Short exercise: Copy out all lines carrying the word "техническими".
------
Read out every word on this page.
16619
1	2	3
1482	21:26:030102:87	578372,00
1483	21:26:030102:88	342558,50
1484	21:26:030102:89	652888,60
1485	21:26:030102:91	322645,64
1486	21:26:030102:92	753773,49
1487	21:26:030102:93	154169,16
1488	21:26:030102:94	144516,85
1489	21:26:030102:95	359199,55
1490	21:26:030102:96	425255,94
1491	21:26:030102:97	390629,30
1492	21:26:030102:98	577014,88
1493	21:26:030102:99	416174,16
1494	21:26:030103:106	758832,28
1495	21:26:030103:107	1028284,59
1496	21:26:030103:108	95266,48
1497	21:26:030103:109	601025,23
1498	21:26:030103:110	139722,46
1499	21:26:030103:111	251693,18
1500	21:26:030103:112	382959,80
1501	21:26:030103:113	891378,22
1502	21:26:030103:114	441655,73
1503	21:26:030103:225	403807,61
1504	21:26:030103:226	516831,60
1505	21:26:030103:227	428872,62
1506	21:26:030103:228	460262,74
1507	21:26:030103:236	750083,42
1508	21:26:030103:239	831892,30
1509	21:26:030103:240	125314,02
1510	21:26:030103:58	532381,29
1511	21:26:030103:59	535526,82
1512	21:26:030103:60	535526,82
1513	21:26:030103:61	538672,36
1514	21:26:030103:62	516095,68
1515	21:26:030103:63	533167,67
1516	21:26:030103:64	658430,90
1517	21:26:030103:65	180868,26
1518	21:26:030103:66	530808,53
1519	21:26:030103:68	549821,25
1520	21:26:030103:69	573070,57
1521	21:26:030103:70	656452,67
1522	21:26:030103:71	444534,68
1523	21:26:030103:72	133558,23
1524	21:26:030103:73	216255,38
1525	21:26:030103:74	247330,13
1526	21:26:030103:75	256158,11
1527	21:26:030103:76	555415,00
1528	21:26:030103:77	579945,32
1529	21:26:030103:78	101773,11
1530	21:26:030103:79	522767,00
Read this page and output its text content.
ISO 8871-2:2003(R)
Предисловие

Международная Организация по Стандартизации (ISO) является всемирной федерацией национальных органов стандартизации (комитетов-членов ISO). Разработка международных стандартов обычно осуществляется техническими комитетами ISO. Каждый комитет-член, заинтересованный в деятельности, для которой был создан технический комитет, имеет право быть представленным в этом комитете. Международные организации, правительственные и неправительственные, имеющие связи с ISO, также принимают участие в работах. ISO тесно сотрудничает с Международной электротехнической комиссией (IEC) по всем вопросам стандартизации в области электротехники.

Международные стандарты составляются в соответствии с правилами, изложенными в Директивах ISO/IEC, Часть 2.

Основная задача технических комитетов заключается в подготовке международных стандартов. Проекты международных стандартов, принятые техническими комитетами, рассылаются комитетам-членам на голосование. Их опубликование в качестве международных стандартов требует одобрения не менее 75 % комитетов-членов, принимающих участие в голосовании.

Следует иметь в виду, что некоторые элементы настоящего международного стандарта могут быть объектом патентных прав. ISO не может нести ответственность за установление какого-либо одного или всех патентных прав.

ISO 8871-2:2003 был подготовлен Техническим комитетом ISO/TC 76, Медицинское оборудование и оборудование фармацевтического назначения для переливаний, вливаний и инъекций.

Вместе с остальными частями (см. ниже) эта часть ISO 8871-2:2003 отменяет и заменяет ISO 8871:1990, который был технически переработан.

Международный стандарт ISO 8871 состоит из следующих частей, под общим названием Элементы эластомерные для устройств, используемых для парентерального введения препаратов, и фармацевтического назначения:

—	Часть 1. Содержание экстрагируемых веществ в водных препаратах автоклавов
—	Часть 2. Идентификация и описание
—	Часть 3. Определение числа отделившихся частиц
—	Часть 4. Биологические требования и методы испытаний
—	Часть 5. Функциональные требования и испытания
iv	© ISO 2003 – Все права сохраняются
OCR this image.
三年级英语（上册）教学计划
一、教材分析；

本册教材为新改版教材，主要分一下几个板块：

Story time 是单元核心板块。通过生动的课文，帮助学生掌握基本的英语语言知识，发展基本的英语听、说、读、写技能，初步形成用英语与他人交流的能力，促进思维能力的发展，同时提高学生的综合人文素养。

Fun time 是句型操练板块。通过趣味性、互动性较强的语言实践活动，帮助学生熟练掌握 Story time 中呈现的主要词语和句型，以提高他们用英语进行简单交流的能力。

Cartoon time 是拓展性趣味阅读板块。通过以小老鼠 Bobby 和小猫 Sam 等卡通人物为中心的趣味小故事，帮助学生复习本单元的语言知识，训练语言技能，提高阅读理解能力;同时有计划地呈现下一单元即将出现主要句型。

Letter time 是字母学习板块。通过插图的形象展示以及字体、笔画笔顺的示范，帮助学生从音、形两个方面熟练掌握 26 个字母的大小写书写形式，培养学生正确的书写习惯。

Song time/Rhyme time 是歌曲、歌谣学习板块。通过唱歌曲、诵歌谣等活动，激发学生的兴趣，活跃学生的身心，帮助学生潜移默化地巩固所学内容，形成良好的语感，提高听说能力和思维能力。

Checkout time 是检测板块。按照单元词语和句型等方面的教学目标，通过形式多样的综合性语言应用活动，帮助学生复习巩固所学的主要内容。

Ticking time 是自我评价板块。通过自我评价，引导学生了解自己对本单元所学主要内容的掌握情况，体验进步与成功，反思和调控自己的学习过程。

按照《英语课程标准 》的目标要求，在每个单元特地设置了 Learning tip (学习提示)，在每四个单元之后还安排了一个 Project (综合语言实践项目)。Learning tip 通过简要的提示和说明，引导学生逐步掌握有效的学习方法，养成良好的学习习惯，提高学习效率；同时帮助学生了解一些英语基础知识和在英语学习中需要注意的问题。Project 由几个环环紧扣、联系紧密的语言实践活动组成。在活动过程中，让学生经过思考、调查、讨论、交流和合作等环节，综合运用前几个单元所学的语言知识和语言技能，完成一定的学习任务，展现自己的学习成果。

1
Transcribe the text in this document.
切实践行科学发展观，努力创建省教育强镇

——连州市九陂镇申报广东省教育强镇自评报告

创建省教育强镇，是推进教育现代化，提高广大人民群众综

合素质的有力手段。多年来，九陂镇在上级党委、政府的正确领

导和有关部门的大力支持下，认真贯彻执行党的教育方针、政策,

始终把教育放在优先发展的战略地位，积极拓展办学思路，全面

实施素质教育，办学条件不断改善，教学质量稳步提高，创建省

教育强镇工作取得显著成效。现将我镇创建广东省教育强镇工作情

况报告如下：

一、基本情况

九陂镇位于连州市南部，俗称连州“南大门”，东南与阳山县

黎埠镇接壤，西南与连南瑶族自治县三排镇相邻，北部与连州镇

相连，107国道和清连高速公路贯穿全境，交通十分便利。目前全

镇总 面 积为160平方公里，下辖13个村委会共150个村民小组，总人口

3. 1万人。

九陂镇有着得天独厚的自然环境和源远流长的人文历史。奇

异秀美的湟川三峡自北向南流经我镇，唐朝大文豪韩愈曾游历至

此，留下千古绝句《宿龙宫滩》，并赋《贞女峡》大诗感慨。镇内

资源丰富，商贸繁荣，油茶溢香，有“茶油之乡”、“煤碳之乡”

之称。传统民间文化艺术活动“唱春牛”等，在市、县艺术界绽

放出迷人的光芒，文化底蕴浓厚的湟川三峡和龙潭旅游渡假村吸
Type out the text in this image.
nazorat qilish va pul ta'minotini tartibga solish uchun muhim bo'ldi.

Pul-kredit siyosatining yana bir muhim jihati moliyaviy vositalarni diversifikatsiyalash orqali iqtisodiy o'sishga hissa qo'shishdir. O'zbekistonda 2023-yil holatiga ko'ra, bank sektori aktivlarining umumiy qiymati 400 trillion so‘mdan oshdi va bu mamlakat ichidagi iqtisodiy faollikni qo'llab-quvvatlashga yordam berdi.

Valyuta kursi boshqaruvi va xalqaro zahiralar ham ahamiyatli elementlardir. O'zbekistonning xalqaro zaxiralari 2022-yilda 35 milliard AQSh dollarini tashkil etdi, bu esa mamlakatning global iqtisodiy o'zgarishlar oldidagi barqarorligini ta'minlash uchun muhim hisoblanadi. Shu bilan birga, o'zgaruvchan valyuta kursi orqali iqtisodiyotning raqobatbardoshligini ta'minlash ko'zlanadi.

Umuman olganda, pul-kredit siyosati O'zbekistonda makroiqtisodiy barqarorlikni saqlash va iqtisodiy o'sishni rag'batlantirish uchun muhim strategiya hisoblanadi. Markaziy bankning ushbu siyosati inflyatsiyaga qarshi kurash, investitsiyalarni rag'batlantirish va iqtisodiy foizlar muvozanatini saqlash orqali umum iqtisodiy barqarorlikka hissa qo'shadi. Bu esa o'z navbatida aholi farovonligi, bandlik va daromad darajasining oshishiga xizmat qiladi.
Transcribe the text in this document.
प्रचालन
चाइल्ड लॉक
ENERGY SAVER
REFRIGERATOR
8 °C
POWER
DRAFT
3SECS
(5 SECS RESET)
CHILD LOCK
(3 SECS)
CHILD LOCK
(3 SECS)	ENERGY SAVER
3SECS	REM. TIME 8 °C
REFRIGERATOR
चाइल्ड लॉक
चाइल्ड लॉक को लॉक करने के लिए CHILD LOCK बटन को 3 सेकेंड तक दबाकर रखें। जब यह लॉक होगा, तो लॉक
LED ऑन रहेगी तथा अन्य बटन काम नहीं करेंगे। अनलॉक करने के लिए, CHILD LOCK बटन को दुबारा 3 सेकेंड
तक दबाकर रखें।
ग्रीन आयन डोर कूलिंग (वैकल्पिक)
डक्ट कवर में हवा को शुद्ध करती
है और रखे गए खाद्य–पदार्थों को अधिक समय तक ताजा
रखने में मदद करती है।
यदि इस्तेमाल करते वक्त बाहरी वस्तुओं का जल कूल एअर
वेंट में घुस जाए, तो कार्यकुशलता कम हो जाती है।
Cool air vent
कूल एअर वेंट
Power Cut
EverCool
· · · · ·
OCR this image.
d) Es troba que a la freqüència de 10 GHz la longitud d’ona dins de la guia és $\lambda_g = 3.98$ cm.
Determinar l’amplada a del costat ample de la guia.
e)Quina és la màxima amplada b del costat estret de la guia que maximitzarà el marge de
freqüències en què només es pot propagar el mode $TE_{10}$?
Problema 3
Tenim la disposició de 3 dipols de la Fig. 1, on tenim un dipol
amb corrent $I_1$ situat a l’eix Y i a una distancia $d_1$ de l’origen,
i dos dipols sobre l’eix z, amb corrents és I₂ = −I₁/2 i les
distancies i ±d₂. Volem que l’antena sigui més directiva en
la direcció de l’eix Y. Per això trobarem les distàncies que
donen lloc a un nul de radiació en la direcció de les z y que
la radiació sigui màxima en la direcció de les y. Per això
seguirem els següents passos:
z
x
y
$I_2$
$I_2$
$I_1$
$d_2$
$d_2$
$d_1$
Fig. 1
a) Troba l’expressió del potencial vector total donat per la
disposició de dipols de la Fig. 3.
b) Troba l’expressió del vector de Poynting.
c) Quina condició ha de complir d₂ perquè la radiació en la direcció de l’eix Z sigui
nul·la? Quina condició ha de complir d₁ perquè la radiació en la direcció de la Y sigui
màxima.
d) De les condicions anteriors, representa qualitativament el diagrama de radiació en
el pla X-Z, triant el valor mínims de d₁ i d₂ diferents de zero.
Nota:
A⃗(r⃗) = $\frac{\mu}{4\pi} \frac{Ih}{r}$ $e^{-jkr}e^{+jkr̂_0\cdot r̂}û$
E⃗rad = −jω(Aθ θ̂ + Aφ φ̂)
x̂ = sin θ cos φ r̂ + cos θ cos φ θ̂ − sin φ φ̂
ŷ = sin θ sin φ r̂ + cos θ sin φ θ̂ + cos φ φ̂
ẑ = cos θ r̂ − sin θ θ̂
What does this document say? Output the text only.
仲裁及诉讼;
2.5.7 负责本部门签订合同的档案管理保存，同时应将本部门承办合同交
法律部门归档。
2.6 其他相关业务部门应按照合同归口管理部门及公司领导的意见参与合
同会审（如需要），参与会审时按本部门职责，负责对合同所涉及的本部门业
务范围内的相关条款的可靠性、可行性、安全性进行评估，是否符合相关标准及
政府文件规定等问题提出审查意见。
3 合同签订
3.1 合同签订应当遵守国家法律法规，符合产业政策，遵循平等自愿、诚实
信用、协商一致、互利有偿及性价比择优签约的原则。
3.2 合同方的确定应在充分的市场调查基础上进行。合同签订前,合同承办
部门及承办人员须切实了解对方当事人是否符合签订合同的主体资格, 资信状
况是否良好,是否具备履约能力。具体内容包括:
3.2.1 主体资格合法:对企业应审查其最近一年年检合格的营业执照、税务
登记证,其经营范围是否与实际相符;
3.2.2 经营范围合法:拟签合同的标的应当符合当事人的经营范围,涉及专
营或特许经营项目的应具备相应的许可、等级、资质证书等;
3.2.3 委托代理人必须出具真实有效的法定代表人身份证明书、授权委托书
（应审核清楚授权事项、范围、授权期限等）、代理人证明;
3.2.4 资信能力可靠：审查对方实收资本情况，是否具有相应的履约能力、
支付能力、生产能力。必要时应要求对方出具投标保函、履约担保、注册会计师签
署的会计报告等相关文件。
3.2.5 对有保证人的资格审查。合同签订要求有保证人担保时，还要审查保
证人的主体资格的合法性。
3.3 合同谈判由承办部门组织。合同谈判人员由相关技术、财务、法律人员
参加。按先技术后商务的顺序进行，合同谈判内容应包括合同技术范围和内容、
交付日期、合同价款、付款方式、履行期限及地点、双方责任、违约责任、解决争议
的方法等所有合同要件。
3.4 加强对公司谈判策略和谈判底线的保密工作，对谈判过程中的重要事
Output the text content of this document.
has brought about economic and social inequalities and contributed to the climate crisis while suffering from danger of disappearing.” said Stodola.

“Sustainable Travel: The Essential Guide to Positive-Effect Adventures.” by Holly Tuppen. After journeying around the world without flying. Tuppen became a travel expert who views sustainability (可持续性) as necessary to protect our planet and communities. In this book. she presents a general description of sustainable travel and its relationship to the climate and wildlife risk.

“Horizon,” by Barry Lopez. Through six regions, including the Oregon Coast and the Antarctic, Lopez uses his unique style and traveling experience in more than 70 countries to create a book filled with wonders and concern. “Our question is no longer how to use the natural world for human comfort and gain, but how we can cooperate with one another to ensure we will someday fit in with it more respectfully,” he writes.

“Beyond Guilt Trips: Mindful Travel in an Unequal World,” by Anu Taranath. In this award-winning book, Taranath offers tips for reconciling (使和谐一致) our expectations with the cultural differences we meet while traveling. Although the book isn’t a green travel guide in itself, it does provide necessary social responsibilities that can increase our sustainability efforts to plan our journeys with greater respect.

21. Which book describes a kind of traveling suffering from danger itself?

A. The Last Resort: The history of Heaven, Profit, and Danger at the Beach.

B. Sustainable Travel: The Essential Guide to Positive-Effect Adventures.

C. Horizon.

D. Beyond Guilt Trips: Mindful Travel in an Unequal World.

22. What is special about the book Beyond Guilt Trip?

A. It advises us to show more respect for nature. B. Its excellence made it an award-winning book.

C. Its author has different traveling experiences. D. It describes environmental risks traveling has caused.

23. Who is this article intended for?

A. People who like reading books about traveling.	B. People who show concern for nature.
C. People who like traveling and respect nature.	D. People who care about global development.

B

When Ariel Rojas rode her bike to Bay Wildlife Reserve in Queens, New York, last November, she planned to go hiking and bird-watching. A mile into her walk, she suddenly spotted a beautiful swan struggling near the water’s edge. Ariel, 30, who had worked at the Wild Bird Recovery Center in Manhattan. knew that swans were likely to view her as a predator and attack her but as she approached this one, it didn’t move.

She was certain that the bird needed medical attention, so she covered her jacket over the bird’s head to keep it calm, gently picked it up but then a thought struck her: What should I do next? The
------
Output for this task:
Международная Организация по Стандартизации (ISO) является всемирной федерацией национальных органов стандартизации (комитетов-членов ISO). Разработка международных стандартов обычно осуществляется техническими комитетами ISO. Каждый комитет-член, заинтересованный в деятельности, для которой был создан технический комитет, имеет право быть представленным в этом комитете. Международные организации, правительственные и неправительственные, имеющие связи с ISO, также принимают участие в работах. ISO тесно сотрудничает с Международной электротехнической комиссией (IEC) по всем вопросам стандартизации в области электротехники.
Основная задача технических комитетов заключается в подготовке международных стандартов. Проекты международных стандартов, принятые техническими комитетами, рассылаются комитетам-членам на голосование. Их опубликование в качестве международных стандартов требует одобрения не менее 75 % комитетов-членов, принимающих участие в голосовании.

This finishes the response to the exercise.